■ Work instructions
Pull every line containing "about" from the entries.

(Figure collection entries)
BEGIN
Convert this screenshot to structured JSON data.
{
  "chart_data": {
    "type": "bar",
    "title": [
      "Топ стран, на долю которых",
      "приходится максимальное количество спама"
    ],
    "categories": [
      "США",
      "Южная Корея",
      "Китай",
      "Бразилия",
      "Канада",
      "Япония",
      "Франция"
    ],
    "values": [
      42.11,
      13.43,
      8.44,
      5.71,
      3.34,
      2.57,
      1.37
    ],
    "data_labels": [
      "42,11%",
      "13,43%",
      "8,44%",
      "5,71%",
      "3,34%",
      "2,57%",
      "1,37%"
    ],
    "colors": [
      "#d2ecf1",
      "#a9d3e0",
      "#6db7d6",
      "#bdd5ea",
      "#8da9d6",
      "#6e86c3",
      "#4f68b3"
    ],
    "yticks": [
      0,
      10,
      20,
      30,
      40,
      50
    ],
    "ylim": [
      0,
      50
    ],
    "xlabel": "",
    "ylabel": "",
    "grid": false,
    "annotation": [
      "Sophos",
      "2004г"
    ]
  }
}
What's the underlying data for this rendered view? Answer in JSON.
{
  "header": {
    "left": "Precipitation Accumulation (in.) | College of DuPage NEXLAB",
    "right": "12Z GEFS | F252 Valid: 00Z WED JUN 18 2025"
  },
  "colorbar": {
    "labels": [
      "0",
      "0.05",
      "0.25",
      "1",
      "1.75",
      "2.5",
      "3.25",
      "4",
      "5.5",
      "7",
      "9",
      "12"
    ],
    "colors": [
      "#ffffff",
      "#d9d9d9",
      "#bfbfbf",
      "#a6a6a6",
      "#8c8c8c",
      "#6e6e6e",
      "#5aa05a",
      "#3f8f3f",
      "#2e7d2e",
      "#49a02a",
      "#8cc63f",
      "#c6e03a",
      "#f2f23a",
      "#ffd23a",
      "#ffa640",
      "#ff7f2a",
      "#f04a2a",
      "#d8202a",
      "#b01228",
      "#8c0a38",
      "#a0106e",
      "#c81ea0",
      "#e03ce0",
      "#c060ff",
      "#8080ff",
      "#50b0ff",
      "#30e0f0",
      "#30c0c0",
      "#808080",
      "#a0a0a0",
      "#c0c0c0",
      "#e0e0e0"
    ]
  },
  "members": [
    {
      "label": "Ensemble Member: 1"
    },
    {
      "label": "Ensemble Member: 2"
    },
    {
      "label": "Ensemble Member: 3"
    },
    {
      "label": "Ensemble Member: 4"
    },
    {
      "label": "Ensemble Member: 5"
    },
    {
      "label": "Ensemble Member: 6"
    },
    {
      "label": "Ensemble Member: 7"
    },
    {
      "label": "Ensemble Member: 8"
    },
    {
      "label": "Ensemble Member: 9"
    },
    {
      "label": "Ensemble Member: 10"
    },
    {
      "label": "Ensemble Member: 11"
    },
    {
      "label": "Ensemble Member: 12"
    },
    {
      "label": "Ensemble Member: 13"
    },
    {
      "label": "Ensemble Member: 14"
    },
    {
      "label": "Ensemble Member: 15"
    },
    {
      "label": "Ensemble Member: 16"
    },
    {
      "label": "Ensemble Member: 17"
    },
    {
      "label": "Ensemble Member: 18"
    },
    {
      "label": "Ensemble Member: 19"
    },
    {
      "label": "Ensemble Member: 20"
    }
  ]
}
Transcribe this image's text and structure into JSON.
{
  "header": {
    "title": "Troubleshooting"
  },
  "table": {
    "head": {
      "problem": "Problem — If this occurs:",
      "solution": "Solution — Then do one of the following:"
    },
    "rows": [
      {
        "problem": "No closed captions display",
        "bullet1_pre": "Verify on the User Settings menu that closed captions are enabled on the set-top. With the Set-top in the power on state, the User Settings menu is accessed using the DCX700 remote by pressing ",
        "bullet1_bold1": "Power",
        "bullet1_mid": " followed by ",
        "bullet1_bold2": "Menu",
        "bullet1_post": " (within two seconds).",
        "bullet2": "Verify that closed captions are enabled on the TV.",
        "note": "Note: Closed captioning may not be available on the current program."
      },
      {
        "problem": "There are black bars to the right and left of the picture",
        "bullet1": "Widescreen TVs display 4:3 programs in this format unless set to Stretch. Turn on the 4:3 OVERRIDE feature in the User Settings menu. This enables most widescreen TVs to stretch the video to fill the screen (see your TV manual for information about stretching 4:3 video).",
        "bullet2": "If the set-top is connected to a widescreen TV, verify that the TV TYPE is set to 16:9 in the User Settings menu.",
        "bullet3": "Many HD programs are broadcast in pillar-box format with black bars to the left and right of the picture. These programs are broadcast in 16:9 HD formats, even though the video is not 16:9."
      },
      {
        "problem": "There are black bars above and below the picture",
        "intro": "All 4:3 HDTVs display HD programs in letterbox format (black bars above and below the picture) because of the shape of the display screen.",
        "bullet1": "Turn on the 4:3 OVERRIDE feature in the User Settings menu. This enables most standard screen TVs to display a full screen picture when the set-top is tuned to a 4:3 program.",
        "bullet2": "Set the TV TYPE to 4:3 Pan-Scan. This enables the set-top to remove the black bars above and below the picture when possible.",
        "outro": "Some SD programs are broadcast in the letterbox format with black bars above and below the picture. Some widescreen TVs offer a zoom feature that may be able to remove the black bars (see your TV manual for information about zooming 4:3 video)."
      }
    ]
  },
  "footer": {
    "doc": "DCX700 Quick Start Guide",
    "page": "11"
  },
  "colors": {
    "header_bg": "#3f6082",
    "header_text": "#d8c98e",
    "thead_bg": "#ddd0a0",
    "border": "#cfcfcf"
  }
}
END
■ Task answer
        "bullet1": "Widescreen TVs display 4:3 programs in this format unless set to Stretch. Turn on the 4:3 OVERRIDE feature in the User Settings menu. This enables most widescreen TVs to stretch the video to fill the screen (see your TV manual for information about stretching 4:3 video).",
        "outro": "Some SD programs are broadcast in the letterbox format with black bars above and below the picture. Some widescreen TVs offer a zoom feature that may be able to remove the black bars (see your TV manual for information about zooming 4:3 video)."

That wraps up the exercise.